## Extracted entries

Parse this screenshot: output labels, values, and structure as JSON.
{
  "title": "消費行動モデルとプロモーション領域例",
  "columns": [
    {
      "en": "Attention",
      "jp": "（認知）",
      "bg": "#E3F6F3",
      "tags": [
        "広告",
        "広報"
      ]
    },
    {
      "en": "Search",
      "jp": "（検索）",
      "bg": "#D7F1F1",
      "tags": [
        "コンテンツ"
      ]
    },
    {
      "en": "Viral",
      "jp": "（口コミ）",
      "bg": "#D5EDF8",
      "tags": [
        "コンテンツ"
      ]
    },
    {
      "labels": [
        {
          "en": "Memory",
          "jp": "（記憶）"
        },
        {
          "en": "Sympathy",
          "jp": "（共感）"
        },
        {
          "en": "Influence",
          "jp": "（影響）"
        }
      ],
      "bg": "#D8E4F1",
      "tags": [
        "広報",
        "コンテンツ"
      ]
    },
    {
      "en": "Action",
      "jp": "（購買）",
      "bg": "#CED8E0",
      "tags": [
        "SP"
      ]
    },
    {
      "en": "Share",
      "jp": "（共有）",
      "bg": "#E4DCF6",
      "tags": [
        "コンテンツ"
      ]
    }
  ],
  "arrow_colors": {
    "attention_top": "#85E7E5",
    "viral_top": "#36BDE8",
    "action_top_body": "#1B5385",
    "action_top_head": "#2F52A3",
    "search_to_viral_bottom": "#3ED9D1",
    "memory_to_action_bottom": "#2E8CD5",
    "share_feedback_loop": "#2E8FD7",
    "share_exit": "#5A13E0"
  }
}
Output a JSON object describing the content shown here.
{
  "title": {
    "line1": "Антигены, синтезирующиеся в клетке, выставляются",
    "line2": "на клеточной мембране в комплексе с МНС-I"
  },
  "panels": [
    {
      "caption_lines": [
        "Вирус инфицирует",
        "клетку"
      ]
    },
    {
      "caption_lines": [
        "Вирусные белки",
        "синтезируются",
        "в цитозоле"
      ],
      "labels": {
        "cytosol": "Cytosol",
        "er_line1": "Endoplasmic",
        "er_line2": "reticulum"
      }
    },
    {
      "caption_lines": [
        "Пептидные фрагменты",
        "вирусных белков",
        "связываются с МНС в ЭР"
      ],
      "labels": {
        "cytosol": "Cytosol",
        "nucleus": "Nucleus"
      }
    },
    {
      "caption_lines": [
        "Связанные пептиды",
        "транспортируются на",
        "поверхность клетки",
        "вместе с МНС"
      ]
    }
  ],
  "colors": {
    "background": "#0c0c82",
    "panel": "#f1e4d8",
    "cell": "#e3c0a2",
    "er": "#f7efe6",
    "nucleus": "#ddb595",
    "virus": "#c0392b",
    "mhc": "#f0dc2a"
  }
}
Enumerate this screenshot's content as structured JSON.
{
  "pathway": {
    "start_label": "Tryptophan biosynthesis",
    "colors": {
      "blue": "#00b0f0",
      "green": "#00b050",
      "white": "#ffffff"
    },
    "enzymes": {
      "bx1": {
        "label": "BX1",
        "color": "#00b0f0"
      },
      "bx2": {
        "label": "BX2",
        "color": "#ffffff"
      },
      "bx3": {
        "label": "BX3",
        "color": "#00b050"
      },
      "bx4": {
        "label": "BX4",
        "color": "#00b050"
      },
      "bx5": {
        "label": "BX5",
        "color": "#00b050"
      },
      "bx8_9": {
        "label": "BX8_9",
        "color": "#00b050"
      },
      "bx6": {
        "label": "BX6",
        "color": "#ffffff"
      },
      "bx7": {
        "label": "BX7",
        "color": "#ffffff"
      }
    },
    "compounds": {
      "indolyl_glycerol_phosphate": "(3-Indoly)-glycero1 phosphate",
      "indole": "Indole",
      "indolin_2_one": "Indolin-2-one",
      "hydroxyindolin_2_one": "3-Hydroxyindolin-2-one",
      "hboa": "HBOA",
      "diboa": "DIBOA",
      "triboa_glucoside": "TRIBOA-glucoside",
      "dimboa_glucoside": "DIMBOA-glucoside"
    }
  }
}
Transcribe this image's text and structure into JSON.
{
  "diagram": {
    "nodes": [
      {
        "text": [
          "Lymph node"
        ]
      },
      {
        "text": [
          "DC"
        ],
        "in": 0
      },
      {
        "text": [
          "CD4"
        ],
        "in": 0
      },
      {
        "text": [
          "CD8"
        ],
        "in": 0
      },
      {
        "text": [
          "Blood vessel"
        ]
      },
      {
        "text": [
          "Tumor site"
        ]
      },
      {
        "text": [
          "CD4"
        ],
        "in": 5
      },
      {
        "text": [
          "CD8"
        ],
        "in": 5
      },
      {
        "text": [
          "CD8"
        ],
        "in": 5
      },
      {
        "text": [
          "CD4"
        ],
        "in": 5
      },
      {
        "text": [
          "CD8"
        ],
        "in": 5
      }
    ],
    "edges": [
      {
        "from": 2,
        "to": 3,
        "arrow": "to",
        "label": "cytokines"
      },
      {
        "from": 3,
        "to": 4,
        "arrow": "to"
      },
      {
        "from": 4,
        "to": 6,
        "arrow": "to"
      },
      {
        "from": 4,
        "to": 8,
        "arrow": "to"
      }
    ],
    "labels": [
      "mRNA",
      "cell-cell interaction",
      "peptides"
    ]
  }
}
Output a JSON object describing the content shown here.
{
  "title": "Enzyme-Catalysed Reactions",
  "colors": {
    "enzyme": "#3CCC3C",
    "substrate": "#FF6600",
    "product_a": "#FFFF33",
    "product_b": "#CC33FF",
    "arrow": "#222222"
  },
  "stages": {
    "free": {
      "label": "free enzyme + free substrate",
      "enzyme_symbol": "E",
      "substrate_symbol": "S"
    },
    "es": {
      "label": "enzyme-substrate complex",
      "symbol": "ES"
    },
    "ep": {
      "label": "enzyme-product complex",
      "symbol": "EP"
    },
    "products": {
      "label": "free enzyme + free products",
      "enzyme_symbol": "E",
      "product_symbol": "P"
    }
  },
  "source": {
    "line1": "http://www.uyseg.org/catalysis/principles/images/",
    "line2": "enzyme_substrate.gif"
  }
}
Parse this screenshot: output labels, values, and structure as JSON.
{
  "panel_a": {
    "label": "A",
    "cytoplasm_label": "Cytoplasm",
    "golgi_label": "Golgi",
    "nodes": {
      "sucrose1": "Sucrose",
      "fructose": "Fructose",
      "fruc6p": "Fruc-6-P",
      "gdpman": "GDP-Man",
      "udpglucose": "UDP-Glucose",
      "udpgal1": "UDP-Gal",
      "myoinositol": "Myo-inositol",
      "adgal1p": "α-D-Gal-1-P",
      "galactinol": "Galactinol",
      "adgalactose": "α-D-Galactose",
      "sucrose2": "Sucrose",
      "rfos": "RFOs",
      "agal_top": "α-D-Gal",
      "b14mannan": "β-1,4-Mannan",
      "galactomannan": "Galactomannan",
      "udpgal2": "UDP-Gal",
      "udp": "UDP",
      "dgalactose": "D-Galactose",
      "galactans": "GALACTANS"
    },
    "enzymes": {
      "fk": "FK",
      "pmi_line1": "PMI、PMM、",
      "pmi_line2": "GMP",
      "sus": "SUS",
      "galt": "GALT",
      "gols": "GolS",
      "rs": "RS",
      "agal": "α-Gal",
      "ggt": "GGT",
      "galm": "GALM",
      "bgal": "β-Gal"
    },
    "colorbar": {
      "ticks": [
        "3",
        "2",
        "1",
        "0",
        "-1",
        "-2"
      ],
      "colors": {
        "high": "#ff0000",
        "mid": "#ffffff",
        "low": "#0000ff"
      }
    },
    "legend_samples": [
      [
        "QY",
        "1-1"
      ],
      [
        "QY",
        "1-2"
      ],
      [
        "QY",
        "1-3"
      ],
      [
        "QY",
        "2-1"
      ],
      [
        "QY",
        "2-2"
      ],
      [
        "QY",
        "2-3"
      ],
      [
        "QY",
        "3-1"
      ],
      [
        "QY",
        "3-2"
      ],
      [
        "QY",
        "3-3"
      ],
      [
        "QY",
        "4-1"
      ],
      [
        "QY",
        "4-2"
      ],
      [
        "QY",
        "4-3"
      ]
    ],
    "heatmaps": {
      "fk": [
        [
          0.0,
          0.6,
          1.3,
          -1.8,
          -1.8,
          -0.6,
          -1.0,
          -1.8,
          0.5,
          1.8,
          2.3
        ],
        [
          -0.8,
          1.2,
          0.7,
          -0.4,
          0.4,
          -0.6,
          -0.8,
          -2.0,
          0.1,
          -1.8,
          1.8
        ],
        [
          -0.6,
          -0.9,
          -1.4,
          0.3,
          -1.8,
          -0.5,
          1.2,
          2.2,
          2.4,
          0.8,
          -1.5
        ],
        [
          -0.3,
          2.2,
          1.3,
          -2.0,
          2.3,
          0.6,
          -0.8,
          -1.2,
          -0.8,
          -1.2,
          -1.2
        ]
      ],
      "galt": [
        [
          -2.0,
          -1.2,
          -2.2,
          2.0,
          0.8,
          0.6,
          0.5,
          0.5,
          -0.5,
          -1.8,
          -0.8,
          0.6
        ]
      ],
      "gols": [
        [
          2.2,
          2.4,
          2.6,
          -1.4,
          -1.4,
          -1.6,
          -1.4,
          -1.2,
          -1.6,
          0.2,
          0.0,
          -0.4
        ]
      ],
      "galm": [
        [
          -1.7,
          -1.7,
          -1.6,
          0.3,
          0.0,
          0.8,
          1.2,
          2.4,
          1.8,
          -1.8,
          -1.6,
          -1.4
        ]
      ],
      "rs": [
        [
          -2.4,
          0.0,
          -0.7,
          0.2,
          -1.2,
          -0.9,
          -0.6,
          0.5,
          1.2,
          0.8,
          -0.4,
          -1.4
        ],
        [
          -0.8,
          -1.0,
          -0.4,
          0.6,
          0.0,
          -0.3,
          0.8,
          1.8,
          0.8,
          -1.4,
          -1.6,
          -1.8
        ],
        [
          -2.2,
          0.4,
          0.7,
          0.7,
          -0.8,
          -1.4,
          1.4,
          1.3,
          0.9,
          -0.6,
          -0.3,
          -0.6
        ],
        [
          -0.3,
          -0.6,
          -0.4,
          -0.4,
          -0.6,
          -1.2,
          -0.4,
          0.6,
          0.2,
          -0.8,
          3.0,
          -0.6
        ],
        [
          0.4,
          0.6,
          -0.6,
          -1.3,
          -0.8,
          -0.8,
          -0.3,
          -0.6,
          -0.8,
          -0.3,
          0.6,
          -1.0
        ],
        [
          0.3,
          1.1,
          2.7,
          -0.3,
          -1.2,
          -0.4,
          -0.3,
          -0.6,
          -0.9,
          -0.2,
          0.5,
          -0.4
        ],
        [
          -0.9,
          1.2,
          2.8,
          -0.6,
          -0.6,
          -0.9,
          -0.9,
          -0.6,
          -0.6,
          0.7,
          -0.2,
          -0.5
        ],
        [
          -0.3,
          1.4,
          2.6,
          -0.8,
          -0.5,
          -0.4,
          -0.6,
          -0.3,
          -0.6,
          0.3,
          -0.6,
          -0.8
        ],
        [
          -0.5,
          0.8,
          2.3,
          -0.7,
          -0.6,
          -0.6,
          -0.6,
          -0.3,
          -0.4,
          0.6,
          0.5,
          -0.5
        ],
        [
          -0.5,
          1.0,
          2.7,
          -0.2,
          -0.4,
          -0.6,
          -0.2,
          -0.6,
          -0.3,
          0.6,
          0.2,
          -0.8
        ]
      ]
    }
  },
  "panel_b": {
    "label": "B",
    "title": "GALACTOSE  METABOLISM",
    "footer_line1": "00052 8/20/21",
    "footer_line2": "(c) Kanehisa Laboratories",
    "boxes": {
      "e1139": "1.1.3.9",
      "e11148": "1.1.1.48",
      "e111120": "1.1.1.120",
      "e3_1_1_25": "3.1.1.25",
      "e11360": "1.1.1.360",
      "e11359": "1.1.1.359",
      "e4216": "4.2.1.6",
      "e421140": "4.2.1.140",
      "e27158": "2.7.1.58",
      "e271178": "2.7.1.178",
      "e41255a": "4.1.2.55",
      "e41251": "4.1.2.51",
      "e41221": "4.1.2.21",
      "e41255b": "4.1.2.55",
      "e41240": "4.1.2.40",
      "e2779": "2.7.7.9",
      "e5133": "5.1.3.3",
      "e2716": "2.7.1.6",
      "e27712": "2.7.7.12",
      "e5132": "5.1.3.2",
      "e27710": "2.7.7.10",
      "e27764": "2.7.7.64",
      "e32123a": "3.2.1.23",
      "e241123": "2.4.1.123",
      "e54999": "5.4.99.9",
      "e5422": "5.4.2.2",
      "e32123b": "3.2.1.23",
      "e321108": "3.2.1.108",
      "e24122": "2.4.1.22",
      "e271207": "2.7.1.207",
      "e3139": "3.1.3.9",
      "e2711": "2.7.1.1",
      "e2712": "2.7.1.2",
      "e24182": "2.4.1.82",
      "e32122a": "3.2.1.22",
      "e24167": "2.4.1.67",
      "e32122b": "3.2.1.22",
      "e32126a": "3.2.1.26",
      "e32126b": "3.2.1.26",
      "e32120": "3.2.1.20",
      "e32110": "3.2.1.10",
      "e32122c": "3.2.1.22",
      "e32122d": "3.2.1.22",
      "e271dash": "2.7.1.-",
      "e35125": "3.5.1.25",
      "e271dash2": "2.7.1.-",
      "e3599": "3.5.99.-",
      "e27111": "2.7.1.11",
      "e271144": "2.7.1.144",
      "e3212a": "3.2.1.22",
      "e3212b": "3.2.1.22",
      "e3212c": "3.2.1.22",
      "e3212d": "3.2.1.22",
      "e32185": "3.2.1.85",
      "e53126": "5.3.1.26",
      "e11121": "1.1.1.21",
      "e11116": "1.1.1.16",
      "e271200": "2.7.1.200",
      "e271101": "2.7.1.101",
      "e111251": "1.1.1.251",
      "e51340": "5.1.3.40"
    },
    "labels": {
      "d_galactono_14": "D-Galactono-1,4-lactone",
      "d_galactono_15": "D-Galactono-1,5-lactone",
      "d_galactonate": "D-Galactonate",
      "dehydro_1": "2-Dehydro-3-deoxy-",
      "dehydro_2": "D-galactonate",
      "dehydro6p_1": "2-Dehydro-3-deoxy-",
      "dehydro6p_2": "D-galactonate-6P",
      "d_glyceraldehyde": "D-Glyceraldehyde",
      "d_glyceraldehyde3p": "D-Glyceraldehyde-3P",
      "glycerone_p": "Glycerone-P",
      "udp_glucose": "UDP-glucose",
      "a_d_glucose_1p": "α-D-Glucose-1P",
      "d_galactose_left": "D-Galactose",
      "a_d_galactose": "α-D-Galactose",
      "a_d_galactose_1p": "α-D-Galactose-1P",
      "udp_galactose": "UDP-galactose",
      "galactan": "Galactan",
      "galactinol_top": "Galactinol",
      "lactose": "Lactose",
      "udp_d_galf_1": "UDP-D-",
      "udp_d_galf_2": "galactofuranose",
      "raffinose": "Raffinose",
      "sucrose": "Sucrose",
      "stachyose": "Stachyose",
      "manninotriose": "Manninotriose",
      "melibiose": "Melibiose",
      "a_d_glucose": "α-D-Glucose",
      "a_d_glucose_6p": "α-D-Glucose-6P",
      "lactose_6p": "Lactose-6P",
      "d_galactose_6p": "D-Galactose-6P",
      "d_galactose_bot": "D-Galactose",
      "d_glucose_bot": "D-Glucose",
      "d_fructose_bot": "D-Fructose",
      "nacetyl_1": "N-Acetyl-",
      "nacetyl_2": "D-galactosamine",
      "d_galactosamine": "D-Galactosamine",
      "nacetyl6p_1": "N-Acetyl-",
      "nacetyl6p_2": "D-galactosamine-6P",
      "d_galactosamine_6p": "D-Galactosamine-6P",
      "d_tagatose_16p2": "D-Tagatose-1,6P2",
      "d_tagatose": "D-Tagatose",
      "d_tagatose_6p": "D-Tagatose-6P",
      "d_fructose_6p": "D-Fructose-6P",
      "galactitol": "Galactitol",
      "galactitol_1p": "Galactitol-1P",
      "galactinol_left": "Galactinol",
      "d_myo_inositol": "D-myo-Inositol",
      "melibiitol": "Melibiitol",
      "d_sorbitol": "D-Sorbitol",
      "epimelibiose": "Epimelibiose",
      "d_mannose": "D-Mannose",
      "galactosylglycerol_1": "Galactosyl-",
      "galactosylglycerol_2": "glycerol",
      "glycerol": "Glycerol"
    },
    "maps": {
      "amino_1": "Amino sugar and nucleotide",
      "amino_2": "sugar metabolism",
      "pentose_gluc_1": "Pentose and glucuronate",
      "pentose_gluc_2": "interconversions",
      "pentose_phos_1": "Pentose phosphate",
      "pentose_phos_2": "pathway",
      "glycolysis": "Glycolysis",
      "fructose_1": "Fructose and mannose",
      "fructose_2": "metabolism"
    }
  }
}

## What to do
Could you report every line of the material that contains the string "Tagatose"?

## Answer for the task
      "d_tagatose_16p2": "D-Tagatose-1,6P2",
      "d_tagatose": "D-Tagatose",
      "d_tagatose_6p": "D-Tagatose-6P",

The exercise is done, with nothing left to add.